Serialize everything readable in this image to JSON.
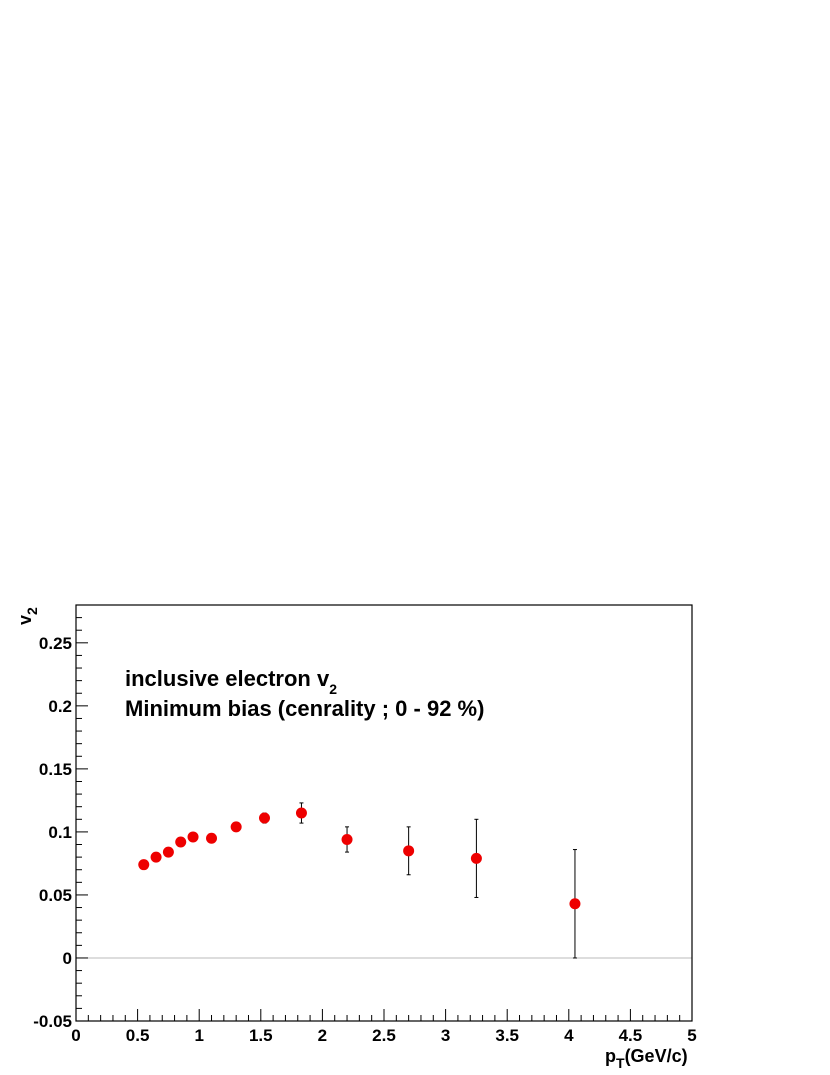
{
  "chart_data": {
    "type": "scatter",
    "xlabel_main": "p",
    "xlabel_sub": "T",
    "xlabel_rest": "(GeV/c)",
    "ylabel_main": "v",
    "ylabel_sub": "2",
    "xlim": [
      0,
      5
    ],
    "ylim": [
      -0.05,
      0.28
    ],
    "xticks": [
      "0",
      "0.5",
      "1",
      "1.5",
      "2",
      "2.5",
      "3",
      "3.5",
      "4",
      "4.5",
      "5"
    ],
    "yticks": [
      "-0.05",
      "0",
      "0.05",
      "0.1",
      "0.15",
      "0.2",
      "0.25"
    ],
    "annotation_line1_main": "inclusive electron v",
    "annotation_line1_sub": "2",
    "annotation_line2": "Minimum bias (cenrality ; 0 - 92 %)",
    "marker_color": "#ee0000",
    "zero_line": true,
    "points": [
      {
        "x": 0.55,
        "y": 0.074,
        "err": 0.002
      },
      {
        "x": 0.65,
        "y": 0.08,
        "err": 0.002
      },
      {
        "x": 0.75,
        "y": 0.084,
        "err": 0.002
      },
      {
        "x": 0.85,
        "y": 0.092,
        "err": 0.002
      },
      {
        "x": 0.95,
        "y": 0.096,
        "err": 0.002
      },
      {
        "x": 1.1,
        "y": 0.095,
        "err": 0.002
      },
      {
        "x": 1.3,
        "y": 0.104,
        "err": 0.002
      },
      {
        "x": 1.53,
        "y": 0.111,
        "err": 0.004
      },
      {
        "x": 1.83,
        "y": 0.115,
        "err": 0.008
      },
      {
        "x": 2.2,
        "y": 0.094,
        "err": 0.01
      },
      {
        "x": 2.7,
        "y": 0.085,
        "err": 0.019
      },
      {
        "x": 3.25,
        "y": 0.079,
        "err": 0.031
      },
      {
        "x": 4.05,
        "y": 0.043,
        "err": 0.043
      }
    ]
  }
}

···

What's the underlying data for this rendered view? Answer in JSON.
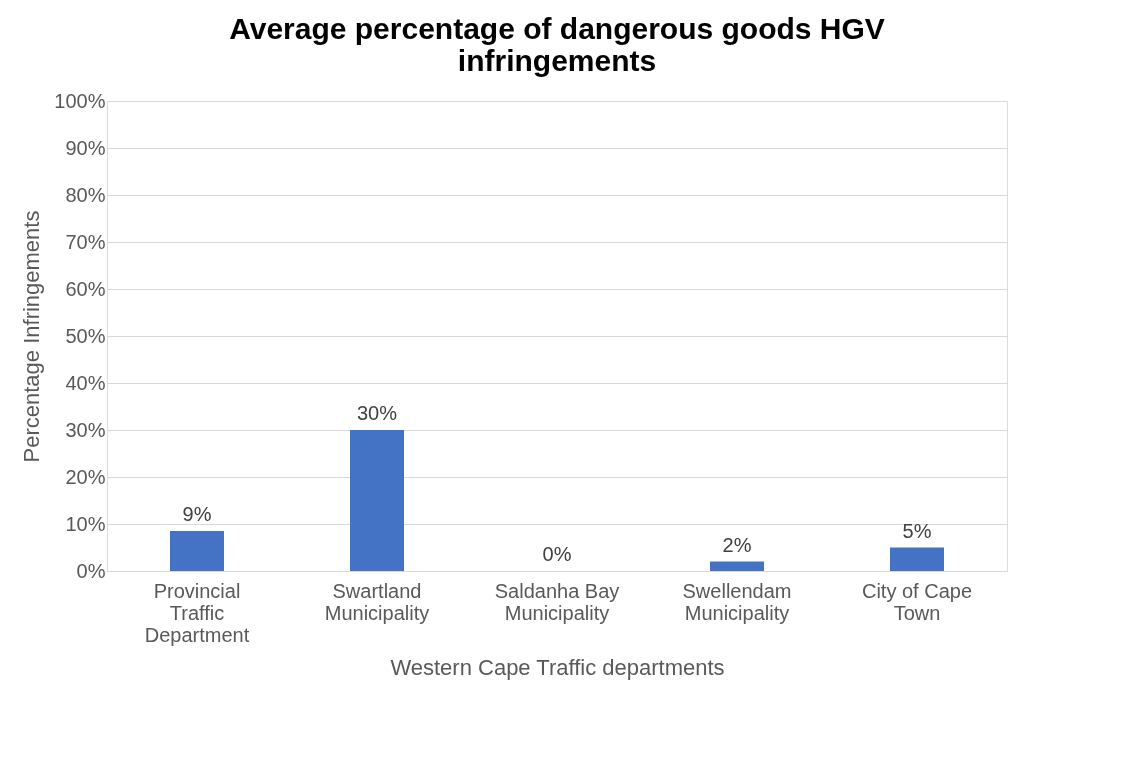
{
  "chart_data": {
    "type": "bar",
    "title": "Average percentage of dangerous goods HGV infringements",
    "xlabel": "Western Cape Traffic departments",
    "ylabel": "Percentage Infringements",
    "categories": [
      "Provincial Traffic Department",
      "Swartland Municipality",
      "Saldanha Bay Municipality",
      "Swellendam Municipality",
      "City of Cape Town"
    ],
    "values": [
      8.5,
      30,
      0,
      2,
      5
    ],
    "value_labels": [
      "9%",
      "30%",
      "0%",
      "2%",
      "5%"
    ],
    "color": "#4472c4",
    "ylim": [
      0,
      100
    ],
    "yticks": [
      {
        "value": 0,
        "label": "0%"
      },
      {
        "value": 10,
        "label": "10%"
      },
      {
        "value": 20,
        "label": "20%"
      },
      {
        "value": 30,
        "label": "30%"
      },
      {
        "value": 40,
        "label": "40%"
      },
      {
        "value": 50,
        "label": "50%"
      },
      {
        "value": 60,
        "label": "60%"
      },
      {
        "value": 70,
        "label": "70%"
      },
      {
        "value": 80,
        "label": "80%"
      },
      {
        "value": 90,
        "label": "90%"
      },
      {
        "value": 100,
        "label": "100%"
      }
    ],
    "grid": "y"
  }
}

···

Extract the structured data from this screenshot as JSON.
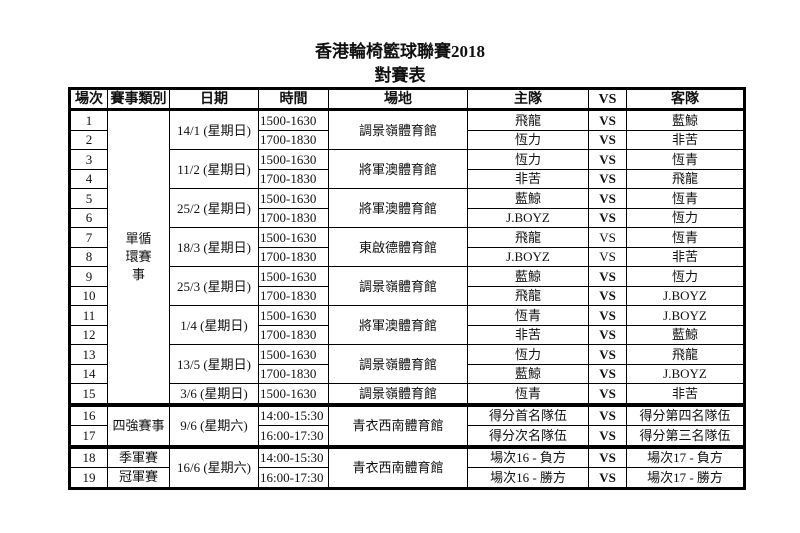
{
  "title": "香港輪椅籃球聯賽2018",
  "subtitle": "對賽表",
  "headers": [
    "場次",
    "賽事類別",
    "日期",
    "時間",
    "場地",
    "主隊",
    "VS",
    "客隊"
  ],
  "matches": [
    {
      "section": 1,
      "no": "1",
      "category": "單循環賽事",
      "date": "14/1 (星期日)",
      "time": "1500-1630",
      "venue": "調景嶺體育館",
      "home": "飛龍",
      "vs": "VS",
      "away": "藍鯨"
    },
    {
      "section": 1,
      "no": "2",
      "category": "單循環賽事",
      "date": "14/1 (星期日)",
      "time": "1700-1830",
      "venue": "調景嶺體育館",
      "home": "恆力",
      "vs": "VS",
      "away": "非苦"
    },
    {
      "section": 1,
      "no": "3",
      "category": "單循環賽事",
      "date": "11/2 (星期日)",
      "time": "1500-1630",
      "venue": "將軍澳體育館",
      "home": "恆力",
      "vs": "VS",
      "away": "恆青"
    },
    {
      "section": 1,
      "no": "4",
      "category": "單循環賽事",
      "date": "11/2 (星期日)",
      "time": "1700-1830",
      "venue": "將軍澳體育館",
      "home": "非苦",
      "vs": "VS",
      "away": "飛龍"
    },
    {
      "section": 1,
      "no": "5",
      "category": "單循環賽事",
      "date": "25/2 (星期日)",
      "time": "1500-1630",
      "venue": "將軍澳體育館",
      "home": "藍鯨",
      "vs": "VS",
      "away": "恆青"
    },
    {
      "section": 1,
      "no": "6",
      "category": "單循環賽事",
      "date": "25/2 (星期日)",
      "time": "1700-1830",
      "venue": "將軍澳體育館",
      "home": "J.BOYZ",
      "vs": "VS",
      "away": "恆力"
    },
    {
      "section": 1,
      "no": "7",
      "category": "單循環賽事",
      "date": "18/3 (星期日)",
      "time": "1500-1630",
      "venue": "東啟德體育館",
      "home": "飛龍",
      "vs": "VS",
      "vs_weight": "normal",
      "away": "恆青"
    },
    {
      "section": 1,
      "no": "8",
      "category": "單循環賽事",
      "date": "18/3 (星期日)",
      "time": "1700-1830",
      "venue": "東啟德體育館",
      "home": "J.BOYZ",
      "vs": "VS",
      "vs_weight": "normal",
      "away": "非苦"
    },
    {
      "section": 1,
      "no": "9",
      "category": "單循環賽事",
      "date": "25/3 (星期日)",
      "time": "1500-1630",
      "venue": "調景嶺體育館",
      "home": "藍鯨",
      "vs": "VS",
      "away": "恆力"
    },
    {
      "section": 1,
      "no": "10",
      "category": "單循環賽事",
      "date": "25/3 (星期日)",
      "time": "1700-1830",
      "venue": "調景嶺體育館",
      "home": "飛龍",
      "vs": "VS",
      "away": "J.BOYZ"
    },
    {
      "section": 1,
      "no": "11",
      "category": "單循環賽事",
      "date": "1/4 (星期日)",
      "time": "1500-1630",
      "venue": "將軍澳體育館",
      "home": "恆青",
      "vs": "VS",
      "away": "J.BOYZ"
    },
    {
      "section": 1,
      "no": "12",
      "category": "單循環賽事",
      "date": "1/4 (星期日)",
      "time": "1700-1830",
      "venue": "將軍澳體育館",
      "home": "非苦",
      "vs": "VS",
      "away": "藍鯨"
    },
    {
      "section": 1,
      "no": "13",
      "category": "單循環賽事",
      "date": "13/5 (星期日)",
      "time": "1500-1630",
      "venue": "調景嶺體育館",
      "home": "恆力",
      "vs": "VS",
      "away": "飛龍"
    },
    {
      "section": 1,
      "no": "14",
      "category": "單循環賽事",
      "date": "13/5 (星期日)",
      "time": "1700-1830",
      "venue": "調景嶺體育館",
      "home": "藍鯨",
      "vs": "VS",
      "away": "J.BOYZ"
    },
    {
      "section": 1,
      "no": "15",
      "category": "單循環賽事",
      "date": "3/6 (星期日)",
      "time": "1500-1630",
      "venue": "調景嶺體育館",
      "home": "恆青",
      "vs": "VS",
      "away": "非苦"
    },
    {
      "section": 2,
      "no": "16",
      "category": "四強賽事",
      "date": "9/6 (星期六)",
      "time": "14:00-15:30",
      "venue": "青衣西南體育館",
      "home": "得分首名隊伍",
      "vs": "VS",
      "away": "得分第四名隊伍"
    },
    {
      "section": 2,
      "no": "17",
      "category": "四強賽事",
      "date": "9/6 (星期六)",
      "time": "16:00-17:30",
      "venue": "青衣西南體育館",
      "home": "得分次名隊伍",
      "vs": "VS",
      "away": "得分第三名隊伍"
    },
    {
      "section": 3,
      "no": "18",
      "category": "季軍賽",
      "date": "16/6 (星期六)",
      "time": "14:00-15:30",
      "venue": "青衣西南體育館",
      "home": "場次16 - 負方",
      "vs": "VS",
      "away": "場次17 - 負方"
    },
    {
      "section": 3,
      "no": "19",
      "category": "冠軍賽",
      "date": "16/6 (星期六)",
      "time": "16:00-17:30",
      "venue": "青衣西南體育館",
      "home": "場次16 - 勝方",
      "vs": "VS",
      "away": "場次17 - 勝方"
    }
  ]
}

···

Which lines contain the word "Traffic"? Copy each of them.

SOLUTION FOR THIS EXERCISE>
    "xlabel": "Western Cape Traffic departments",
      "Provincial Traffic Department",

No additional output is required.